- Work required
Reproduce the records below exactly as they appear.

- Material shown
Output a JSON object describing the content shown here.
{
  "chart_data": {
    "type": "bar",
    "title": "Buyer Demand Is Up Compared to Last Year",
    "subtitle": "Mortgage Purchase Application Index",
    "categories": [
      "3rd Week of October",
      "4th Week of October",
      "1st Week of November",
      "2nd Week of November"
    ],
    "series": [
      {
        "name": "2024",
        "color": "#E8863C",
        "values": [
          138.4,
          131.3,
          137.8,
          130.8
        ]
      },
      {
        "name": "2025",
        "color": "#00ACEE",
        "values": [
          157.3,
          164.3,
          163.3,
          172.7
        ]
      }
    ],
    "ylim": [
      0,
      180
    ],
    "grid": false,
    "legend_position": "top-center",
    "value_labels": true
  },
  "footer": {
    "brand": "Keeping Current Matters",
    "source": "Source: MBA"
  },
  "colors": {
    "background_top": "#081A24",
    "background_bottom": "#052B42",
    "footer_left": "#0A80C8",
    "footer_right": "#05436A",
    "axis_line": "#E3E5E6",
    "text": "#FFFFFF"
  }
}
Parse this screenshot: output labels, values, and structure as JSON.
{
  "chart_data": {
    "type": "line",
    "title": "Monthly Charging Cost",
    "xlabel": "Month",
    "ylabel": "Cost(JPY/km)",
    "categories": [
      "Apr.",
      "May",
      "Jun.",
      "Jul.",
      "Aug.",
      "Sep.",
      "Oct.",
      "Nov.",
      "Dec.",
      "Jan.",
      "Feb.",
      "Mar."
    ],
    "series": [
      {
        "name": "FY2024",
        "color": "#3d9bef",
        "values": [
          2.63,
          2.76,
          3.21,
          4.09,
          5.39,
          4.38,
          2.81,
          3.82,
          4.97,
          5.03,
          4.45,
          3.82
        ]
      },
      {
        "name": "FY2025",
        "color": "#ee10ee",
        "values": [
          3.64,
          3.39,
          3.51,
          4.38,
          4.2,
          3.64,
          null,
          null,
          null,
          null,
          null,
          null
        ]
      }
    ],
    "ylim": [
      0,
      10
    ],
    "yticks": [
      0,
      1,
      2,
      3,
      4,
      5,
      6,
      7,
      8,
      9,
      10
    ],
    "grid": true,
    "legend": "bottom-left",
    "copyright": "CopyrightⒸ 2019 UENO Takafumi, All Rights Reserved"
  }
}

- Answer in full
Output a JSON object describing the content shown here.
{
  "chart_data": {
    "type": "bar",
    "title": "Buyer Demand Is Up Compared to Last Year",
    "subtitle": "Mortgage Purchase Application Index",
    "categories": [
      "3rd Week of October",
      "4th Week of October",
      "1st Week of November",
      "2nd Week of November"
    ],
    "series": [
      {
        "name": "2024",
        "color": "#E8863C",
        "values": [
          138.4,
          131.3,
          137.8,
          130.8
        ]
      },
      {
        "name": "2025",
        "color": "#00ACEE",
        "values": [
          157.3,
          164.3,
          163.3,
          172.7
        ]
      }
    ],
    "ylim": [
      0,
      180
    ],
    "grid": false,
    "legend_position": "top-center",
    "value_labels": true
  },
  "footer": {
    "brand": "Keeping Current Matters",
    "source": "Source: MBA"
  },
  "colors": {
    "background_top": "#081A24",
    "background_bottom": "#052B42",
    "footer_left": "#0A80C8",
    "footer_right": "#05436A",
    "axis_line": "#E3E5E6",
    "text": "#FFFFFF"
  }
}
Parse this screenshot: output labels, values, and structure as JSON.
{
  "chart_data": {
    "type": "line",
    "title": "Monthly Charging Cost",
    "xlabel": "Month",
    "ylabel": "Cost(JPY/km)",
    "categories": [
      "Apr.",
      "May",
      "Jun.",
      "Jul.",
      "Aug.",
      "Sep.",
      "Oct.",
      "Nov.",
      "Dec.",
      "Jan.",
      "Feb.",
      "Mar."
    ],
    "series": [
      {
        "name": "FY2024",
        "color": "#3d9bef",
        "values": [
          2.63,
          2.76,
          3.21,
          4.09,
          5.39,
          4.38,
          2.81,
          3.82,
          4.97,
          5.03,
          4.45,
          3.82
        ]
      },
      {
        "name": "FY2025",
        "color": "#ee10ee",
        "values": [
          3.64,
          3.39,
          3.51,
          4.38,
          4.2,
          3.64,
          null,
          null,
          null,
          null,
          null,
          null
        ]
      }
    ],
    "ylim": [
      0,
      10
    ],
    "yticks": [
      0,
      1,
      2,
      3,
      4,
      5,
      6,
      7,
      8,
      9,
      10
    ],
    "grid": true,
    "legend": "bottom-left",
    "copyright": "CopyrightⒸ 2019 UENO Takafumi, All Rights Reserved"
  }
}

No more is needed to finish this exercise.